■ Your goal ■
Please list all lines of the material below in which the string "Regression" occurs.

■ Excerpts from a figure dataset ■

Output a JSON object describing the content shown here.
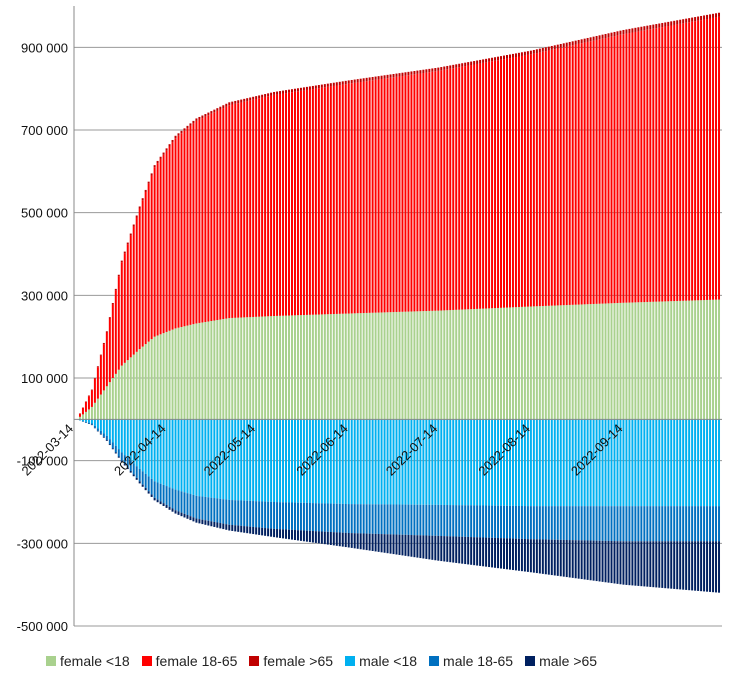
{
  "chart_data": {
    "type": "bar",
    "stacked": true,
    "ylim": [
      -500000,
      1000000
    ],
    "y_ticks": [
      {
        "value": 900000,
        "label": "900 000"
      },
      {
        "value": 700000,
        "label": "700 000"
      },
      {
        "value": 500000,
        "label": "500 000"
      },
      {
        "value": 300000,
        "label": "300 000"
      },
      {
        "value": 100000,
        "label": "100 000"
      },
      {
        "value": -100000,
        "label": "-100 000"
      },
      {
        "value": -300000,
        "label": "-300 000"
      },
      {
        "value": -500000,
        "label": "-500 000"
      }
    ],
    "x_range": [
      "2022-03-14",
      "2022-10-17"
    ],
    "x_tick_labels": [
      "2022-03-14",
      "2022-04-14",
      "2022-05-14",
      "2022-06-14",
      "2022-07-14",
      "2022-08-14",
      "2022-09-14"
    ],
    "grid": "horizontal",
    "legend_position": "bottom",
    "series": [
      {
        "name": "female <18",
        "color": "#a9d18e",
        "direction": "up",
        "points": [
          [
            "2022-03-15",
            0
          ],
          [
            "2022-03-20",
            30000
          ],
          [
            "2022-03-25",
            80000
          ],
          [
            "2022-03-30",
            130000
          ],
          [
            "2022-04-05",
            170000
          ],
          [
            "2022-04-10",
            200000
          ],
          [
            "2022-04-17",
            220000
          ],
          [
            "2022-04-24",
            232000
          ],
          [
            "2022-05-05",
            245000
          ],
          [
            "2022-05-20",
            250000
          ],
          [
            "2022-06-14",
            256000
          ],
          [
            "2022-07-14",
            263000
          ],
          [
            "2022-08-14",
            273000
          ],
          [
            "2022-09-14",
            282000
          ],
          [
            "2022-10-17",
            290000
          ]
        ]
      },
      {
        "name": "female 18-65",
        "color": "#ff0000",
        "direction": "up",
        "points": [
          [
            "2022-03-15",
            0
          ],
          [
            "2022-03-20",
            40000
          ],
          [
            "2022-03-25",
            130000
          ],
          [
            "2022-03-30",
            250000
          ],
          [
            "2022-04-05",
            340000
          ],
          [
            "2022-04-10",
            410000
          ],
          [
            "2022-04-17",
            460000
          ],
          [
            "2022-04-24",
            490000
          ],
          [
            "2022-05-05",
            515000
          ],
          [
            "2022-05-20",
            535000
          ],
          [
            "2022-06-14",
            556000
          ],
          [
            "2022-07-14",
            580000
          ],
          [
            "2022-08-14",
            610000
          ],
          [
            "2022-09-14",
            650000
          ],
          [
            "2022-10-17",
            685000
          ]
        ]
      },
      {
        "name": "female >65",
        "color": "#c00000",
        "direction": "up",
        "points": [
          [
            "2022-03-15",
            0
          ],
          [
            "2022-03-20",
            2000
          ],
          [
            "2022-03-25",
            3000
          ],
          [
            "2022-03-30",
            4000
          ],
          [
            "2022-04-05",
            5000
          ],
          [
            "2022-04-10",
            5000
          ],
          [
            "2022-04-17",
            6000
          ],
          [
            "2022-04-24",
            6000
          ],
          [
            "2022-05-05",
            7000
          ],
          [
            "2022-05-20",
            7000
          ],
          [
            "2022-06-14",
            8000
          ],
          [
            "2022-07-14",
            8000
          ],
          [
            "2022-08-14",
            9000
          ],
          [
            "2022-09-14",
            10000
          ],
          [
            "2022-10-17",
            10000
          ]
        ]
      },
      {
        "name": "male <18",
        "color": "#00b0f0",
        "direction": "down",
        "points": [
          [
            "2022-03-15",
            0
          ],
          [
            "2022-03-20",
            10000
          ],
          [
            "2022-03-25",
            40000
          ],
          [
            "2022-03-30",
            80000
          ],
          [
            "2022-04-05",
            120000
          ],
          [
            "2022-04-10",
            150000
          ],
          [
            "2022-04-17",
            170000
          ],
          [
            "2022-04-24",
            185000
          ],
          [
            "2022-05-05",
            195000
          ],
          [
            "2022-05-20",
            200000
          ],
          [
            "2022-06-14",
            205000
          ],
          [
            "2022-07-14",
            207000
          ],
          [
            "2022-08-14",
            210000
          ],
          [
            "2022-09-14",
            210000
          ],
          [
            "2022-10-17",
            210000
          ]
        ]
      },
      {
        "name": "male 18-65",
        "color": "#0070c0",
        "direction": "down",
        "points": [
          [
            "2022-03-15",
            0
          ],
          [
            "2022-03-20",
            3000
          ],
          [
            "2022-03-25",
            10000
          ],
          [
            "2022-03-30",
            20000
          ],
          [
            "2022-04-05",
            30000
          ],
          [
            "2022-04-10",
            40000
          ],
          [
            "2022-04-17",
            50000
          ],
          [
            "2022-04-24",
            55000
          ],
          [
            "2022-05-05",
            60000
          ],
          [
            "2022-05-20",
            65000
          ],
          [
            "2022-06-14",
            70000
          ],
          [
            "2022-07-14",
            75000
          ],
          [
            "2022-08-14",
            80000
          ],
          [
            "2022-09-14",
            85000
          ],
          [
            "2022-10-17",
            85000
          ]
        ]
      },
      {
        "name": "male >65",
        "color": "#002060",
        "direction": "down",
        "points": [
          [
            "2022-03-15",
            0
          ],
          [
            "2022-03-20",
            1000
          ],
          [
            "2022-03-25",
            2000
          ],
          [
            "2022-03-30",
            3000
          ],
          [
            "2022-04-05",
            5000
          ],
          [
            "2022-04-10",
            6000
          ],
          [
            "2022-04-17",
            8000
          ],
          [
            "2022-04-24",
            10000
          ],
          [
            "2022-05-05",
            14000
          ],
          [
            "2022-05-20",
            20000
          ],
          [
            "2022-06-14",
            35000
          ],
          [
            "2022-07-14",
            60000
          ],
          [
            "2022-08-14",
            80000
          ],
          [
            "2022-09-14",
            105000
          ],
          [
            "2022-10-17",
            125000
          ]
        ]
      }
    ]
  }
}
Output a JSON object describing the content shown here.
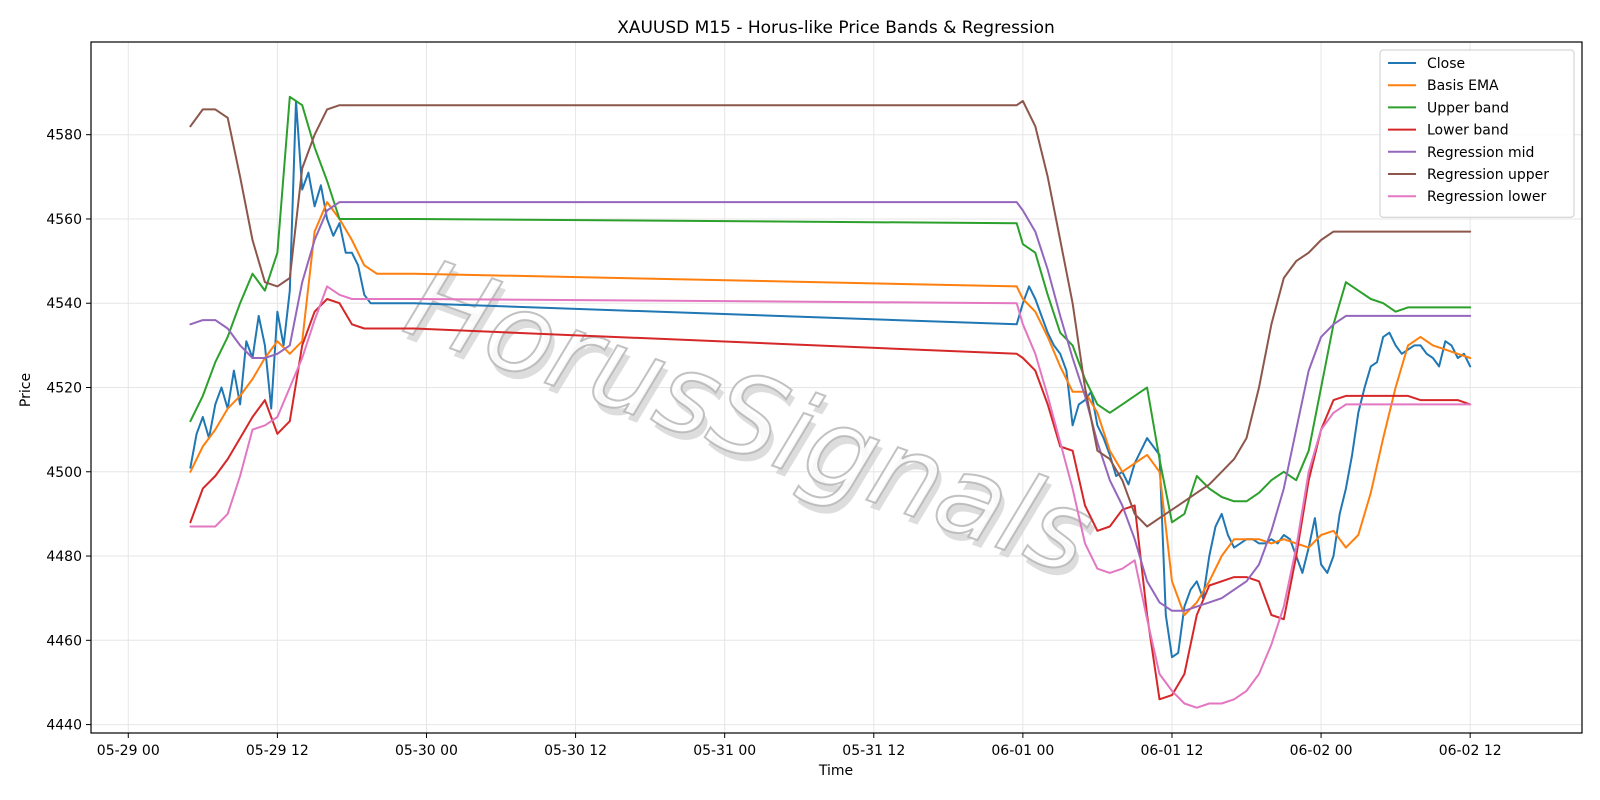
{
  "chart_data": {
    "type": "line",
    "title": "XAUUSD M15 - Horus-like Price Bands & Regression",
    "xlabel": "Time",
    "ylabel": "Price",
    "xlim": [
      -3.0,
      117.0
    ],
    "ylim": [
      4438,
      4602
    ],
    "x_ticks": [
      {
        "label": "05-29 00",
        "value": 0
      },
      {
        "label": "05-29 12",
        "value": 12
      },
      {
        "label": "05-30 00",
        "value": 24
      },
      {
        "label": "05-30 12",
        "value": 36
      },
      {
        "label": "05-31 00",
        "value": 48
      },
      {
        "label": "05-31 12",
        "value": 60
      },
      {
        "label": "06-01 00",
        "value": 72
      },
      {
        "label": "06-01 12",
        "value": 84
      },
      {
        "label": "06-02 00",
        "value": 96
      },
      {
        "label": "06-02 12",
        "value": 108
      }
    ],
    "y_ticks": [
      4440,
      4460,
      4480,
      4500,
      4520,
      4540,
      4560,
      4580
    ],
    "x_unit": "hours since 05-29 00",
    "grid": true,
    "legend_position": "top-right",
    "watermark": "HorusSignals",
    "series": [
      {
        "name": "Close",
        "color": "#1f77b4",
        "x": [
          5,
          5.5,
          6,
          6.5,
          7,
          7.5,
          8,
          8.5,
          9,
          9.5,
          10,
          10.5,
          11,
          11.5,
          12,
          12.5,
          13,
          13.5,
          14,
          14.5,
          15,
          15.5,
          16,
          16.5,
          17,
          17.5,
          18,
          18.5,
          19,
          19.5,
          20,
          20.5,
          21,
          21.5,
          22,
          22.5,
          23,
          71.5,
          72,
          72.5,
          73,
          73.5,
          74,
          74.5,
          75,
          75.5,
          76,
          76.5,
          77,
          77.5,
          78,
          78.5,
          79,
          79.5,
          80,
          80.5,
          81,
          81.5,
          82,
          82.5,
          83,
          83.5,
          84,
          84.5,
          85,
          85.5,
          86,
          86.5,
          87,
          87.5,
          88,
          88.5,
          89,
          89.5,
          90,
          90.5,
          91,
          91.5,
          92,
          92.5,
          93,
          93.5,
          94,
          94.5,
          95,
          95.5,
          96,
          96.5,
          97,
          97.5,
          98,
          98.5,
          99,
          99.5,
          100,
          100.5,
          101,
          101.5,
          102,
          102.5,
          103,
          103.5,
          104,
          104.5,
          105,
          105.5,
          106,
          106.5,
          107,
          107.5,
          108
        ],
        "y": [
          4501,
          4509,
          4513,
          4508,
          4516,
          4520,
          4515,
          4524,
          4516,
          4531,
          4527,
          4537,
          4530,
          4515,
          4538,
          4530,
          4543,
          4588,
          4567,
          4571,
          4563,
          4568,
          4560,
          4556,
          4559,
          4552,
          4552,
          4549,
          4542,
          4540,
          4540,
          4540,
          4540,
          4540,
          4540,
          4540,
          4540,
          4535,
          4540,
          4544,
          4541,
          4537,
          4533,
          4530,
          4528,
          4524,
          4511,
          4516,
          4517,
          4519,
          4511,
          4508,
          4504,
          4499,
          4500,
          4497,
          4502,
          4505,
          4508,
          4506,
          4504,
          4466,
          4456,
          4457,
          4468,
          4472,
          4474,
          4470,
          4480,
          4487,
          4490,
          4485,
          4482,
          4483,
          4484,
          4484,
          4483,
          4483,
          4484,
          4483,
          4485,
          4484,
          4480,
          4476,
          4482,
          4489,
          4478,
          4476,
          4480,
          4490,
          4496,
          4504,
          4514,
          4520,
          4525,
          4526,
          4532,
          4533,
          4530,
          4528,
          4529,
          4530,
          4530,
          4528,
          4527,
          4525,
          4531,
          4530,
          4527,
          4528,
          4525
        ]
      },
      {
        "name": "Basis EMA",
        "color": "#ff7f0e",
        "x": [
          5,
          6,
          7,
          8,
          9,
          10,
          11,
          12,
          13,
          14,
          15,
          16,
          17,
          18,
          19,
          20,
          21,
          22,
          23,
          71.5,
          72,
          73,
          74,
          75,
          76,
          77,
          78,
          79,
          80,
          81,
          82,
          83,
          84,
          85,
          86,
          87,
          88,
          89,
          90,
          91,
          92,
          93,
          94,
          95,
          96,
          97,
          98,
          99,
          100,
          101,
          102,
          103,
          104,
          105,
          106,
          107,
          108
        ],
        "y": [
          4500,
          4506,
          4510,
          4515,
          4518,
          4522,
          4527,
          4531,
          4528,
          4531,
          4557,
          4564,
          4560,
          4555,
          4549,
          4547,
          4547,
          4547,
          4547,
          4544,
          4541,
          4538,
          4532,
          4525,
          4519,
          4519,
          4514,
          4505,
          4500,
          4502,
          4504,
          4500,
          4474,
          4466,
          4469,
          4474,
          4480,
          4484,
          4484,
          4484,
          4483,
          4484,
          4483,
          4482,
          4485,
          4486,
          4482,
          4485,
          4495,
          4508,
          4520,
          4530,
          4532,
          4530,
          4529,
          4528,
          4527
        ]
      },
      {
        "name": "Upper band",
        "color": "#2ca02c",
        "x": [
          5,
          6,
          7,
          8,
          9,
          10,
          11,
          12,
          13,
          14,
          15,
          16,
          17,
          18,
          19,
          20,
          21,
          22,
          23,
          71.5,
          72,
          73,
          74,
          75,
          76,
          77,
          78,
          79,
          80,
          81,
          82,
          83,
          84,
          85,
          86,
          87,
          88,
          89,
          90,
          91,
          92,
          93,
          94,
          95,
          96,
          97,
          98,
          99,
          100,
          101,
          102,
          103,
          104,
          105,
          106,
          107,
          108
        ],
        "y": [
          4512,
          4518,
          4526,
          4532,
          4540,
          4547,
          4543,
          4552,
          4589,
          4587,
          4577,
          4569,
          4560,
          4560,
          4560,
          4560,
          4560,
          4560,
          4560,
          4559,
          4554,
          4552,
          4542,
          4533,
          4530,
          4522,
          4516,
          4514,
          4516,
          4518,
          4520,
          4503,
          4488,
          4490,
          4499,
          4496,
          4494,
          4493,
          4493,
          4495,
          4498,
          4500,
          4498,
          4505,
          4520,
          4535,
          4545,
          4543,
          4541,
          4540,
          4538,
          4539,
          4539,
          4539,
          4539,
          4539,
          4539
        ]
      },
      {
        "name": "Lower band",
        "color": "#d62728",
        "x": [
          5,
          6,
          7,
          8,
          9,
          10,
          11,
          12,
          13,
          14,
          15,
          16,
          17,
          18,
          19,
          20,
          21,
          22,
          23,
          71.5,
          72,
          73,
          74,
          75,
          76,
          77,
          78,
          79,
          80,
          81,
          82,
          83,
          84,
          85,
          86,
          87,
          88,
          89,
          90,
          91,
          92,
          93,
          94,
          95,
          96,
          97,
          98,
          99,
          100,
          101,
          102,
          103,
          104,
          105,
          106,
          107,
          108
        ],
        "y": [
          4488,
          4496,
          4499,
          4503,
          4508,
          4513,
          4517,
          4509,
          4512,
          4530,
          4538,
          4541,
          4540,
          4535,
          4534,
          4534,
          4534,
          4534,
          4534,
          4528,
          4527,
          4524,
          4516,
          4506,
          4505,
          4492,
          4486,
          4487,
          4491,
          4492,
          4466,
          4446,
          4447,
          4452,
          4466,
          4473,
          4474,
          4475,
          4475,
          4474,
          4466,
          4465,
          4480,
          4498,
          4510,
          4517,
          4518,
          4518,
          4518,
          4518,
          4518,
          4518,
          4517,
          4517,
          4517,
          4517,
          4516
        ]
      },
      {
        "name": "Regression mid",
        "color": "#9467bd",
        "x": [
          5,
          6,
          7,
          8,
          9,
          10,
          11,
          12,
          13,
          14,
          15,
          16,
          17,
          18,
          19,
          20,
          21,
          22,
          23,
          71.5,
          72,
          73,
          74,
          75,
          76,
          77,
          78,
          79,
          80,
          81,
          82,
          83,
          84,
          85,
          86,
          87,
          88,
          89,
          90,
          91,
          92,
          93,
          94,
          95,
          96,
          97,
          98,
          99,
          100,
          101,
          102,
          103,
          104,
          105,
          106,
          107,
          108
        ],
        "y": [
          4535,
          4536,
          4536,
          4534,
          4530,
          4527,
          4527,
          4528,
          4530,
          4545,
          4555,
          4562,
          4564,
          4564,
          4564,
          4564,
          4564,
          4564,
          4564,
          4564,
          4562,
          4557,
          4548,
          4537,
          4527,
          4518,
          4507,
          4498,
          4492,
          4484,
          4474,
          4469,
          4467,
          4467,
          4468,
          4469,
          4470,
          4472,
          4474,
          4478,
          4486,
          4496,
          4510,
          4524,
          4532,
          4535,
          4537,
          4537,
          4537,
          4537,
          4537,
          4537,
          4537,
          4537,
          4537,
          4537,
          4537
        ]
      },
      {
        "name": "Regression upper",
        "color": "#8c564b",
        "x": [
          5,
          6,
          7,
          8,
          9,
          10,
          11,
          12,
          13,
          14,
          15,
          16,
          17,
          18,
          19,
          20,
          21,
          22,
          23,
          71.5,
          72,
          73,
          74,
          75,
          76,
          77,
          78,
          79,
          80,
          81,
          82,
          83,
          84,
          85,
          86,
          87,
          88,
          89,
          90,
          91,
          92,
          93,
          94,
          95,
          96,
          97,
          98,
          99,
          100,
          101,
          102,
          103,
          104,
          105,
          106,
          107,
          108
        ],
        "y": [
          4582,
          4586,
          4586,
          4584,
          4570,
          4555,
          4545,
          4544,
          4546,
          4572,
          4580,
          4586,
          4587,
          4587,
          4587,
          4587,
          4587,
          4587,
          4587,
          4587,
          4588,
          4582,
          4570,
          4555,
          4540,
          4520,
          4505,
          4503,
          4498,
          4490,
          4487,
          4489,
          4491,
          4493,
          4495,
          4497,
          4500,
          4503,
          4508,
          4520,
          4535,
          4546,
          4550,
          4552,
          4555,
          4557,
          4557,
          4557,
          4557,
          4557,
          4557,
          4557,
          4557,
          4557,
          4557,
          4557,
          4557
        ]
      },
      {
        "name": "Regression lower",
        "color": "#e377c2",
        "x": [
          5,
          6,
          7,
          8,
          9,
          10,
          11,
          12,
          13,
          14,
          15,
          16,
          17,
          18,
          19,
          20,
          21,
          22,
          23,
          71.5,
          72,
          73,
          74,
          75,
          76,
          77,
          78,
          79,
          80,
          81,
          82,
          83,
          84,
          85,
          86,
          87,
          88,
          89,
          90,
          91,
          92,
          93,
          94,
          95,
          96,
          97,
          98,
          99,
          100,
          101,
          102,
          103,
          104,
          105,
          106,
          107,
          108
        ],
        "y": [
          4487,
          4487,
          4487,
          4490,
          4499,
          4510,
          4511,
          4513,
          4520,
          4527,
          4536,
          4544,
          4542,
          4541,
          4541,
          4541,
          4541,
          4541,
          4541,
          4540,
          4535,
          4528,
          4518,
          4507,
          4496,
          4483,
          4477,
          4476,
          4477,
          4479,
          4465,
          4452,
          4448,
          4445,
          4444,
          4445,
          4445,
          4446,
          4448,
          4452,
          4459,
          4468,
          4482,
          4500,
          4510,
          4514,
          4516,
          4516,
          4516,
          4516,
          4516,
          4516,
          4516,
          4516,
          4516,
          4516,
          4516
        ]
      }
    ]
  }
}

■ The solution ■
    "title": "XAUUSD M15 - Horus-like Price Bands & Regression",
        "name": "Regression mid",
        "name": "Regression upper",
        "name": "Regression lower",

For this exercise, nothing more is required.